* WHAT NEEDS TO BE DONE
In the entries below, find the lines that contain the word "大学生党校学习总结范文三篇" and copy them.

>> START

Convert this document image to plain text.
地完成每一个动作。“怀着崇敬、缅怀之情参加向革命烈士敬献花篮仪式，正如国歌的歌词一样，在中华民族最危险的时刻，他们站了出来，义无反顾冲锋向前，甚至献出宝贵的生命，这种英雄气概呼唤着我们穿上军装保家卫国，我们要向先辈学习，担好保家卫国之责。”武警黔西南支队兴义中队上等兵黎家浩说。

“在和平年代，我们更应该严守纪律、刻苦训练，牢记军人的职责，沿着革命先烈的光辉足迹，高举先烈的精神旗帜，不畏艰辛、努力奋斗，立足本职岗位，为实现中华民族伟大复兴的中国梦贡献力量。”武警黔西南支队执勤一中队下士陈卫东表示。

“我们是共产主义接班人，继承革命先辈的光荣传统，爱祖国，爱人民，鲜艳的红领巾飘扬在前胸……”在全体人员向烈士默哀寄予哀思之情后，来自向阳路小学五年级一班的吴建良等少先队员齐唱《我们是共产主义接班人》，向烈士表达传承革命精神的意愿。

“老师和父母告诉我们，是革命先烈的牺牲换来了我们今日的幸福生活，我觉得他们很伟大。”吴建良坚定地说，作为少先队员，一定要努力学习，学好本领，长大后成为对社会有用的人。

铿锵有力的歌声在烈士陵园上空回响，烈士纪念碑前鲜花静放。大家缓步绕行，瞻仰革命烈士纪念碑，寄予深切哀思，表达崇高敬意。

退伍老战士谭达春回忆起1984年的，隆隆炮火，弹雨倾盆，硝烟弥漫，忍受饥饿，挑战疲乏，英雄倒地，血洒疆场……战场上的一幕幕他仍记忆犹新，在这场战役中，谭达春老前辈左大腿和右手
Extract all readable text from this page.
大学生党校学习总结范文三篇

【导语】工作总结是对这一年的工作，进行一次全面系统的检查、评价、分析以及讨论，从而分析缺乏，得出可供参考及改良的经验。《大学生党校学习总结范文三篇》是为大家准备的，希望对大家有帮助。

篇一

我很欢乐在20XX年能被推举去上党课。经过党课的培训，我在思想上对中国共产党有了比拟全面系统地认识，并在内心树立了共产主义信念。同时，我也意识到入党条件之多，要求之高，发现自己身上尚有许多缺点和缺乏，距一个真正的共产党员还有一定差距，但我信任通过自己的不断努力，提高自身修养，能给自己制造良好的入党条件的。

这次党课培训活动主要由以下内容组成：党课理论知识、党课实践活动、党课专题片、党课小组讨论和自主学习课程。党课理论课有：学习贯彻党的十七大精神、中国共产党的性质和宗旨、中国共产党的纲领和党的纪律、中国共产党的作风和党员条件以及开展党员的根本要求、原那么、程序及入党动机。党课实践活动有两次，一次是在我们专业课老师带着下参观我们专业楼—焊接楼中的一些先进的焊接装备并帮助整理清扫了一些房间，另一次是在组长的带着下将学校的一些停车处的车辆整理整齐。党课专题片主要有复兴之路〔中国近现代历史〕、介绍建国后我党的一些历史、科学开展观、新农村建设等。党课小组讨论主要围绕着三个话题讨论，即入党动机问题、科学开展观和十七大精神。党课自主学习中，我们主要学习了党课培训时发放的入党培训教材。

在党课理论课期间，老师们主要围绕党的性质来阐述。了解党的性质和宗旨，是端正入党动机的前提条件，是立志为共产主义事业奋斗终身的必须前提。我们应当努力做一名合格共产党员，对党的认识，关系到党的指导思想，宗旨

>> END

* WORKED SOLUTION
大学生党校学习总结范文三篇
【导语】工作总结是对这一年的工作，进行一次全面系统的检查、评价、分析以及讨论，从而分析缺乏，得出可供参考及改良的经验。《大学生党校学习总结范文三篇》是为大家准备的，希望对大家有帮助。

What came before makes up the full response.